* [WHAT IS EXPECTED]:
Which lines hold the word "nicht"? Copy each one.

* [RECORDS FOR THIS TASK]:
---
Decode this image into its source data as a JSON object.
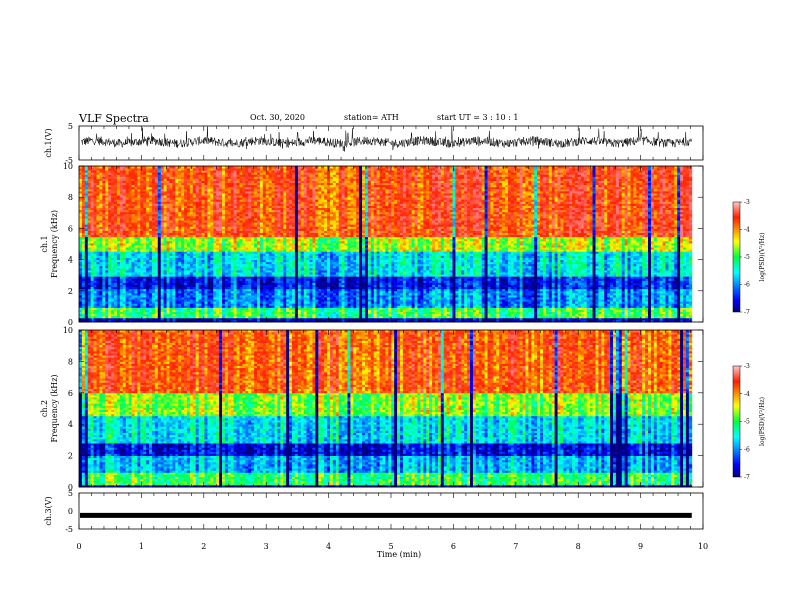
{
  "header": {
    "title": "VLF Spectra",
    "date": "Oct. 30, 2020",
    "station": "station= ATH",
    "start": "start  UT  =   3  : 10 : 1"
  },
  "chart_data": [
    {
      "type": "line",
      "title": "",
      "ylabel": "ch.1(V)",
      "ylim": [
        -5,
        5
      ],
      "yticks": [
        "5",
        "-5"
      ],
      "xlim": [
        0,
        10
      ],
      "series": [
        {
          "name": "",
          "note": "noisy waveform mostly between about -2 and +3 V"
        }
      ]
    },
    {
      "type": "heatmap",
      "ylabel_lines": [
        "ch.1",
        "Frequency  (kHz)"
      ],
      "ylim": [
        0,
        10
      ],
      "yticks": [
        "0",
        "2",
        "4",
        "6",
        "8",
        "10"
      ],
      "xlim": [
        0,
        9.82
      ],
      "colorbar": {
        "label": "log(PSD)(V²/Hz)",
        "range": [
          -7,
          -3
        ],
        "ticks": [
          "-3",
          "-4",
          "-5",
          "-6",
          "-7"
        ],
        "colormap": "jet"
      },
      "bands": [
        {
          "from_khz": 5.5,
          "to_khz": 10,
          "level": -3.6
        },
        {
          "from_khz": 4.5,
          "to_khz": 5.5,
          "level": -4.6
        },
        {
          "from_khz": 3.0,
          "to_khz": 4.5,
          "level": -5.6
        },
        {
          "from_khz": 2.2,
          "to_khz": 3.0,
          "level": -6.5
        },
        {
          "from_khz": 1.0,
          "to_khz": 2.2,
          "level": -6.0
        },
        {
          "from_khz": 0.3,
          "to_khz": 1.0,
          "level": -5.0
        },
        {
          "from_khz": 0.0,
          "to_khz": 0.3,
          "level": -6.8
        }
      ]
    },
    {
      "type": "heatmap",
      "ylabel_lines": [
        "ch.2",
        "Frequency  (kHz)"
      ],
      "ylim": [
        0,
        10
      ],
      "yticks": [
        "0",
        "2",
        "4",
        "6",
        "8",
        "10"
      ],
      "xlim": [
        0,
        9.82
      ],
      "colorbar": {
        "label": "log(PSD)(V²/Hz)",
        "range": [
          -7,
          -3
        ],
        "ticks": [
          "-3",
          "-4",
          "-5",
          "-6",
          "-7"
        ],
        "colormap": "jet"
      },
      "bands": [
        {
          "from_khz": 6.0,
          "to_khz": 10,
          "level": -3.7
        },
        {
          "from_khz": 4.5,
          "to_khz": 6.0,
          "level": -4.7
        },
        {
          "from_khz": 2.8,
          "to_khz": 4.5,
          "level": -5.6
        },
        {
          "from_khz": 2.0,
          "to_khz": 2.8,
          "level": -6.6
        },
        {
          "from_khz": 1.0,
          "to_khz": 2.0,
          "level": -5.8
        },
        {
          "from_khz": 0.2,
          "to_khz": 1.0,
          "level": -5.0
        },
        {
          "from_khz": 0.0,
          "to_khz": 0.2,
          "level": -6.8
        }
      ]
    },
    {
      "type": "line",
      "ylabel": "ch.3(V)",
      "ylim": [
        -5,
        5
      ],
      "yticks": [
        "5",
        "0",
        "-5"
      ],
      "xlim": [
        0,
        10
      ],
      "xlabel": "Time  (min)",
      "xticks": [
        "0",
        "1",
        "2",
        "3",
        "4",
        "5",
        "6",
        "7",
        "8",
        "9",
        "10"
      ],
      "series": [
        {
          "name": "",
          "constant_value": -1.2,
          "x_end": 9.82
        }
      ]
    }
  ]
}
---
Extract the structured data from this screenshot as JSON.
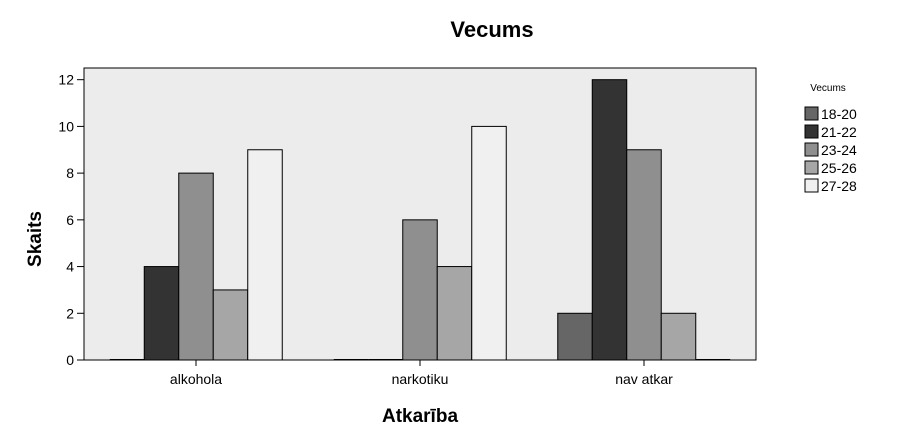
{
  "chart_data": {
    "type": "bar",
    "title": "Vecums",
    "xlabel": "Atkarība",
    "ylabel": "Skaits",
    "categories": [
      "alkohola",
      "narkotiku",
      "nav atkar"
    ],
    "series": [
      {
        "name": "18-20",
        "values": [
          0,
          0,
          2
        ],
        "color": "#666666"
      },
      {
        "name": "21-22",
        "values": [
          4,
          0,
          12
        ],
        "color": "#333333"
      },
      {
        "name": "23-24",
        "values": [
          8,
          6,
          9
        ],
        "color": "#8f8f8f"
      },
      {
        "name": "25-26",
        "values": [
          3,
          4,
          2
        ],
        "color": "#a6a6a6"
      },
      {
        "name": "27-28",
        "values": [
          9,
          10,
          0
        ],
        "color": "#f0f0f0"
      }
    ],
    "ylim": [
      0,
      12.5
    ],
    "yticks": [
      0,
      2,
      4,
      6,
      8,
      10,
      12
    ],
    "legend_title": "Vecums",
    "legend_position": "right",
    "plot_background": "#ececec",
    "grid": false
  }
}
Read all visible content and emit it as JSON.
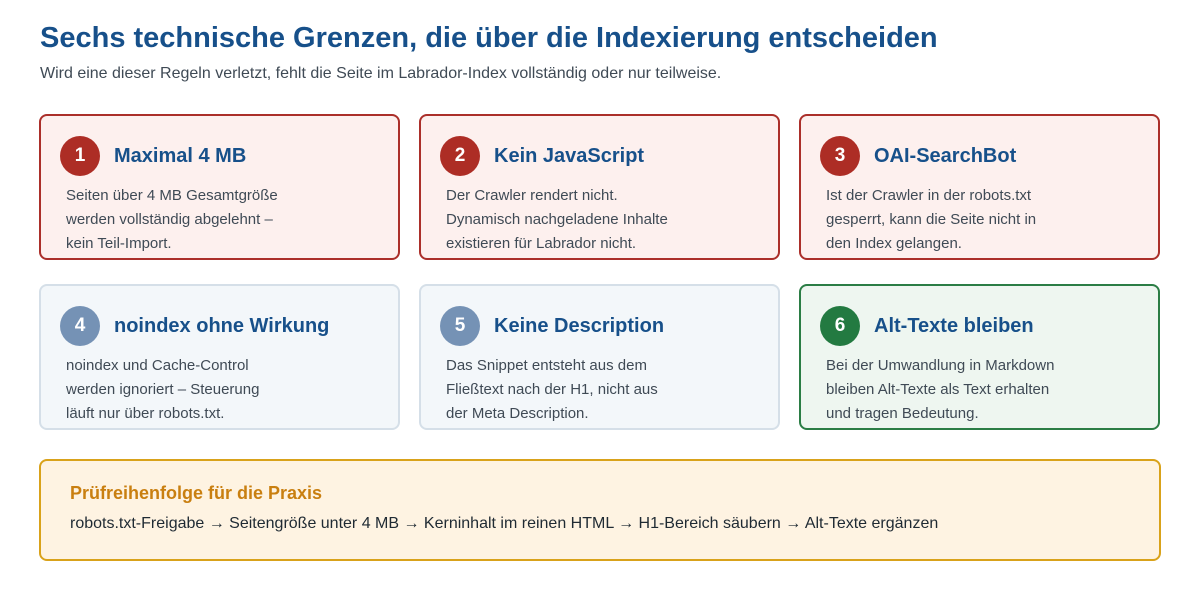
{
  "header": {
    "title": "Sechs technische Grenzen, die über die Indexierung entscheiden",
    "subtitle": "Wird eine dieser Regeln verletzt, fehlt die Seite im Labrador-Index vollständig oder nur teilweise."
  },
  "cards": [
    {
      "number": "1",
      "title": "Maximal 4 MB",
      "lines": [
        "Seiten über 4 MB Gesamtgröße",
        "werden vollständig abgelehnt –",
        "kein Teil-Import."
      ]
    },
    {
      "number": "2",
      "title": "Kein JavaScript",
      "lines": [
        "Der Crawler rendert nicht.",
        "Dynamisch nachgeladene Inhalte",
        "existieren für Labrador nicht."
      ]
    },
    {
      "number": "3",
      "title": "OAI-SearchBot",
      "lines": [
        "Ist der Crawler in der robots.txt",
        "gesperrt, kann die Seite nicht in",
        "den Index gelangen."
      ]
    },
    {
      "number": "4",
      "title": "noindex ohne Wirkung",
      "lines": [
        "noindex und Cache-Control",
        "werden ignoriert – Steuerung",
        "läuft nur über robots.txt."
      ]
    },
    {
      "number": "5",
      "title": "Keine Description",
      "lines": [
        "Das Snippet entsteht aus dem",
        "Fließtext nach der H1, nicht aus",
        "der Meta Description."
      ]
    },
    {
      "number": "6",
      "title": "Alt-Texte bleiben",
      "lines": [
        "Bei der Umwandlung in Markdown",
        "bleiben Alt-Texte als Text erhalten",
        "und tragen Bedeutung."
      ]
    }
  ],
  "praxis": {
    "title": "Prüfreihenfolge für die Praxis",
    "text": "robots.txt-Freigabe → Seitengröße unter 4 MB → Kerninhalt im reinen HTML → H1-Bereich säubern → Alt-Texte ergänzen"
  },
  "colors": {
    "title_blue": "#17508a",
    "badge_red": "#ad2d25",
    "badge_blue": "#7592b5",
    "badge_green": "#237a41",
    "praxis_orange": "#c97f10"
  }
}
---
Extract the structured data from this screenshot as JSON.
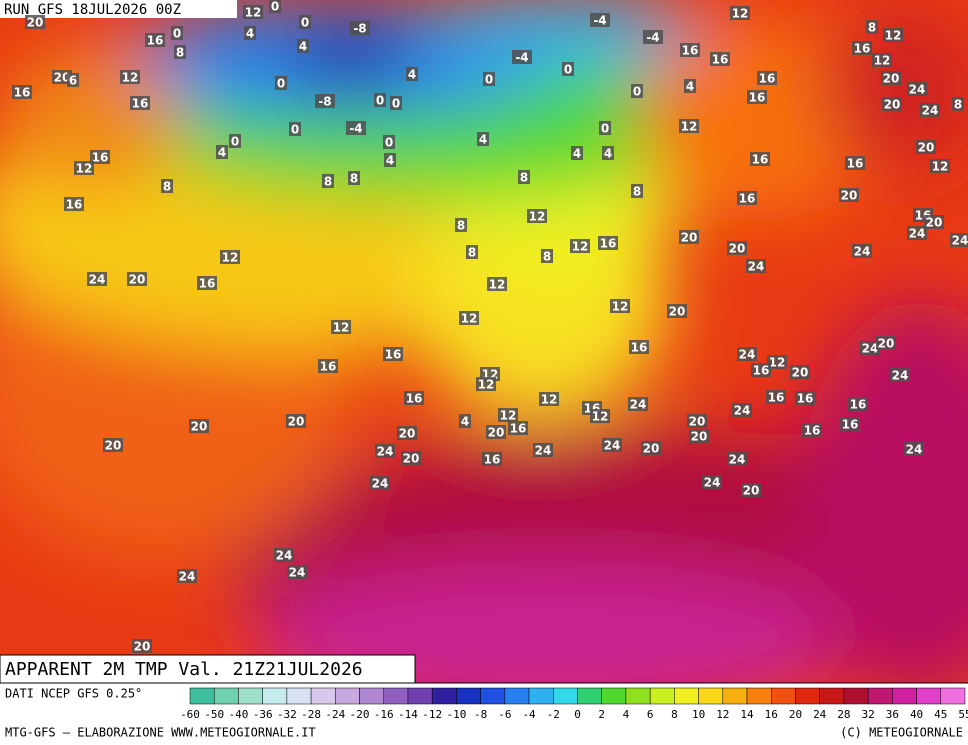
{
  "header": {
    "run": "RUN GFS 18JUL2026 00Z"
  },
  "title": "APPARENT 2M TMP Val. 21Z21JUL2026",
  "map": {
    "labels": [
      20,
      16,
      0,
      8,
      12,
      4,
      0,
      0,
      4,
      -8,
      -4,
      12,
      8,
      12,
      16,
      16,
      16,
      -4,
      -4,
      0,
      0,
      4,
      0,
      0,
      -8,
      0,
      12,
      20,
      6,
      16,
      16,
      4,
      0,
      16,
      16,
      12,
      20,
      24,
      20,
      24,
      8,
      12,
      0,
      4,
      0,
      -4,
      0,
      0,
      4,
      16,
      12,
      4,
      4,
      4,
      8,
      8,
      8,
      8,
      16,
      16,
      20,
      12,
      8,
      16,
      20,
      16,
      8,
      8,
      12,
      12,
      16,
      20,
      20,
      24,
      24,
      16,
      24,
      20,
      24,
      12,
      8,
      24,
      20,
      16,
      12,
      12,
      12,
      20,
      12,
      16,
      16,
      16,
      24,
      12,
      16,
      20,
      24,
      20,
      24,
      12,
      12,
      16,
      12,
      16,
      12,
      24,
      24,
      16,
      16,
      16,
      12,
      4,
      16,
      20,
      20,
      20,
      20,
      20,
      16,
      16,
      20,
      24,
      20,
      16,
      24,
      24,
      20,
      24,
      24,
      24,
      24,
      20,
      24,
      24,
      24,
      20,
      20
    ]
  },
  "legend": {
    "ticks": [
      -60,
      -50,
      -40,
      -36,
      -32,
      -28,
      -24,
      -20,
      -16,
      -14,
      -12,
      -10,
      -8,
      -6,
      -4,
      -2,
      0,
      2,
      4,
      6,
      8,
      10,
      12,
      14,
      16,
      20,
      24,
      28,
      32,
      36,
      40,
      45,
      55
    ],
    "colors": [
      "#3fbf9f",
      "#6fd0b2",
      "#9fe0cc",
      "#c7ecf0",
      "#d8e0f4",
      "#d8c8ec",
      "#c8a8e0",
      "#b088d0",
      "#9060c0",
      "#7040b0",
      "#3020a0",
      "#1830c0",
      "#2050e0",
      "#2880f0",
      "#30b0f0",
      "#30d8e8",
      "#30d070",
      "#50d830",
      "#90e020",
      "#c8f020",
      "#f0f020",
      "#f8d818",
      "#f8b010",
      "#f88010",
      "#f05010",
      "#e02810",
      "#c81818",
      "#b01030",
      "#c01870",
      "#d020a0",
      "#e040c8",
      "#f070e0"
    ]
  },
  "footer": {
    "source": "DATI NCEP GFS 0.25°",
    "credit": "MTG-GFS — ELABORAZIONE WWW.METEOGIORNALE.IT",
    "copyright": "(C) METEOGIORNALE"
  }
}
---
* [ANSWER TO THE TASK]:
        "Der Crawler rendert nicht.",
        "existieren für Labrador nicht."
        "gesperrt, kann die Seite nicht in",
        "Fließtext nach der H1, nicht aus",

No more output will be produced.